═══ Given passage ═══

Finally, the Marxist guerrilla-turned-general-turned-dissident-turned-president attended the Zagreb premier of the movie ``Schindler's List'' last week in a bid to shed a reputation for anti-Semitism gained from a book he wrote that plays down the Holocaust.

But has there really been a change in the man who presided over a revival of the symbols of his nation's pro-Nazi era, ethnic cleansing and atrocities, repression of critics and a free press, and a slow, corruption-rife trudge toward market reforms?

Tudjman's shift

Without doubt, Mr. Tudjman's politics have radically shifted since he jumped aboard the US-led peace drive: Muslim-Croat reconciliation in Bosnia, renewed commitment to a peaceful resolution of the Serb rebellion in Croatia, and full cooperation with human rights and United Nations war crimes investigations.

But Tudjman offers little evidence he is anything but a political weather vane during a meeting with US reporters: Instead of conciliation and contrition for past acts, the Croatian leader denies any responsibility for the Yugoslav tragedy, even as he offers his own version of history.

``There is no doubt that the blame for all these evils ... will fall on Great Serbian politics,'' Tudjman says.

``As far as I'm concerned, not only as president of the Republic of Croatia, but also as a historian, I don't think I have made any strategic mistakes,'' he adds.

But what about the numerous Bosnian Croat military defeats, Western moves to impose sanctions provoked by the deployment of regular Croatian troops in Bosnia, and international outrage over atrocities committed by his Bosnian Croat proxies?

═══ Dataset records ═══

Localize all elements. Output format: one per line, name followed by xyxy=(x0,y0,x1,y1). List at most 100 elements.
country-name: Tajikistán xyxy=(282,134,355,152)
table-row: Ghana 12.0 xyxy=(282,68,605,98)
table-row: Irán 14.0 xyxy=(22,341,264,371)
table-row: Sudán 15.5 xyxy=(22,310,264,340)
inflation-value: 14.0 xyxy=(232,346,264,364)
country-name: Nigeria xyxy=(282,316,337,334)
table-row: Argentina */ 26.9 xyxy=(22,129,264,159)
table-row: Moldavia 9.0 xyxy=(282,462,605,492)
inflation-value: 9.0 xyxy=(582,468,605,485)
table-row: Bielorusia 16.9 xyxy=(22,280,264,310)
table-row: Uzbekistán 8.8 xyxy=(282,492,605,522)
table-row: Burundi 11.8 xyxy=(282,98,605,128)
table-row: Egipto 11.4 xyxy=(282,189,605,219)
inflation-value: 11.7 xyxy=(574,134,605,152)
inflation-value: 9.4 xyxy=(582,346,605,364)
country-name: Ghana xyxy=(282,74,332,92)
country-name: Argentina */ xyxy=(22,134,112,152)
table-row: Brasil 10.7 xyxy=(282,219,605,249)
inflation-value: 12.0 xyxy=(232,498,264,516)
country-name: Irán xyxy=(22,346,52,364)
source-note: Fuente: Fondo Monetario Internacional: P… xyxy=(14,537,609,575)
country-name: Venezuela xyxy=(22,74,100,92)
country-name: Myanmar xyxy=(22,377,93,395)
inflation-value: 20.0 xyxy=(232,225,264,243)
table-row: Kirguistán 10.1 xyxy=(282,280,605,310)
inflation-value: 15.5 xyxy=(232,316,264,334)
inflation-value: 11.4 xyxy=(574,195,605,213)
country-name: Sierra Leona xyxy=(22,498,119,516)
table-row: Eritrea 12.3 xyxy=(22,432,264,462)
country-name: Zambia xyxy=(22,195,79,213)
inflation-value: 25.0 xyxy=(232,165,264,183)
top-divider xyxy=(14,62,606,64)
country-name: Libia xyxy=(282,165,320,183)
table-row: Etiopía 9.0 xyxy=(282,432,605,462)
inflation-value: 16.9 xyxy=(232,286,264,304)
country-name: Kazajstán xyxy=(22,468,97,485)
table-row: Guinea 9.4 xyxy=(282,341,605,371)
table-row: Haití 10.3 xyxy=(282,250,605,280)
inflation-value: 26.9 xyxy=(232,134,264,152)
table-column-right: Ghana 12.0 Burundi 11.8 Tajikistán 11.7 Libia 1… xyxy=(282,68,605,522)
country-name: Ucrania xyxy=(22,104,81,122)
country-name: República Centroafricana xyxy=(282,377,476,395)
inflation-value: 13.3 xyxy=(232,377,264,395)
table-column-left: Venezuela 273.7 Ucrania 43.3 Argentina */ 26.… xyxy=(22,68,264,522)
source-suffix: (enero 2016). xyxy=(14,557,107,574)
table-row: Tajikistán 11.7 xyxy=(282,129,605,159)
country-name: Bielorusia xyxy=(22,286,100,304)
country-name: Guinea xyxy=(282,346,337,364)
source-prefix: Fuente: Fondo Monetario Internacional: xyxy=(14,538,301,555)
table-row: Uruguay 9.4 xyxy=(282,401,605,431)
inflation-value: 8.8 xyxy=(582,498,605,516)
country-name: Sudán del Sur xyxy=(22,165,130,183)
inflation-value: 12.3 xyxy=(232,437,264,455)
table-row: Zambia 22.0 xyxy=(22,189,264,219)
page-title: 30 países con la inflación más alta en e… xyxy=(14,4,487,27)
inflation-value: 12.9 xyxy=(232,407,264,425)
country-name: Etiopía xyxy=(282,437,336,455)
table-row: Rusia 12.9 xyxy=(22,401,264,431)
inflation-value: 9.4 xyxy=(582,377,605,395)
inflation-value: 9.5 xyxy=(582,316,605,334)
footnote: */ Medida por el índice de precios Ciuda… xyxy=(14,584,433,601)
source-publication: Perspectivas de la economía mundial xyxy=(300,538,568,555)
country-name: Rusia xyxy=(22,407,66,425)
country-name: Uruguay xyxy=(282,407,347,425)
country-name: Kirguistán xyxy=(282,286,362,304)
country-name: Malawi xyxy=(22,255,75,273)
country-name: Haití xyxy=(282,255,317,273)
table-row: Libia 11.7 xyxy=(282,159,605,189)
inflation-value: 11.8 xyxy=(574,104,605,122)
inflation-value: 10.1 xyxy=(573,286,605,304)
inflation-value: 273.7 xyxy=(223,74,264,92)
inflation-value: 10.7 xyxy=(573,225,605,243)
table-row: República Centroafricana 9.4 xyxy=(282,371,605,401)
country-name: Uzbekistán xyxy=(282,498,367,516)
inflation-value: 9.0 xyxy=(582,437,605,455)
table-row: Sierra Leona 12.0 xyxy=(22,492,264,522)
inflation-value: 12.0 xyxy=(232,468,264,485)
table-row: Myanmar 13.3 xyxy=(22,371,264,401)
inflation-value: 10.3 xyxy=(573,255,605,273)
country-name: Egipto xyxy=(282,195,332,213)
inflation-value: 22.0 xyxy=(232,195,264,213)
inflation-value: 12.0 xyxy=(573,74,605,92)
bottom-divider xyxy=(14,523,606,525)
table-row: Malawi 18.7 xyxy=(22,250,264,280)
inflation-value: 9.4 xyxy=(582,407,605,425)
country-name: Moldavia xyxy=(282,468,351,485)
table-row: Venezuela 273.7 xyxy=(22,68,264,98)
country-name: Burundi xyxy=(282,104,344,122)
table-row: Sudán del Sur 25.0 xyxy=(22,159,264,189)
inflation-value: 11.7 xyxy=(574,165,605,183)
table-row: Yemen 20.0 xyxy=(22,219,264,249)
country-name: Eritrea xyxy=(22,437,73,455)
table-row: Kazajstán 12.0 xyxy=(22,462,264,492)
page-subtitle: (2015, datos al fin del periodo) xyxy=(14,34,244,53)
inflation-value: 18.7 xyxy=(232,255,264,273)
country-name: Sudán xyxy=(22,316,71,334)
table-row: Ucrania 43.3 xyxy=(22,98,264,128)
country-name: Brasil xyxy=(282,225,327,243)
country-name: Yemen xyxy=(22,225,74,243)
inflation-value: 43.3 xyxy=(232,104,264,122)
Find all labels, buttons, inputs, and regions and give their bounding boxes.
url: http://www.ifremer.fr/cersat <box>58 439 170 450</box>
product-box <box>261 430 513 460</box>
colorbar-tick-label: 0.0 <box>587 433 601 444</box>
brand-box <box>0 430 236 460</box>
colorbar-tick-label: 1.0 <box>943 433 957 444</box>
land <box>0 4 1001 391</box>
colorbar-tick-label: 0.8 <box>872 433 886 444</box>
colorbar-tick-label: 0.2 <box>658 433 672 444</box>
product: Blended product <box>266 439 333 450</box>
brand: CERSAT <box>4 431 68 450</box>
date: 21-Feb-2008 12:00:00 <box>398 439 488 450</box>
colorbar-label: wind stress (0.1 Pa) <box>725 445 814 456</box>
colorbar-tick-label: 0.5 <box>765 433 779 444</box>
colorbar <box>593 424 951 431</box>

═══

Work order 1:
Output, word for word, the part of the passage on Tudjman that begins at the words "Without doubt, Mr." and stops after "version of history.".
Work order 2:
Decide whether each statement agrees with the passage on Tudjman. Answer yes or no for each, quoting the deciding words. (a) Tudjman says that, as a historian, he has made strategic mistakes. (b) Tudjman's shifted politics include full cooperation with United Nations war crimes investigations. (c) Tudjman wrote a book that plays down the Holocaust.

Solution 1:
Without doubt, Mr. Tudjman's politics have radically shifted since he jumped aboard the US-led peace drive: Muslim-Croat reconciliation in Bosnia, renewed commitment to a peaceful resolution of the Serb rebellion in Croatia, and full cooperation with human rights and United Nations war crimes investigations.

But Tudjman offers little evidence he is anything but a political weather vane during a meeting with US reporters: Instead of conciliation and contrition for past acts, the Croatian leader denies any responsibility for the Yugoslav tragedy, even as he offers his own version of history.

Solution 2:
(a) No: "I don't think I have made any strategic mistakes"
(b) Yes: "full cooperation with human rights and United Nations war crimes investigations"
(c) Yes: "a book he wrote that plays down the Holocaust"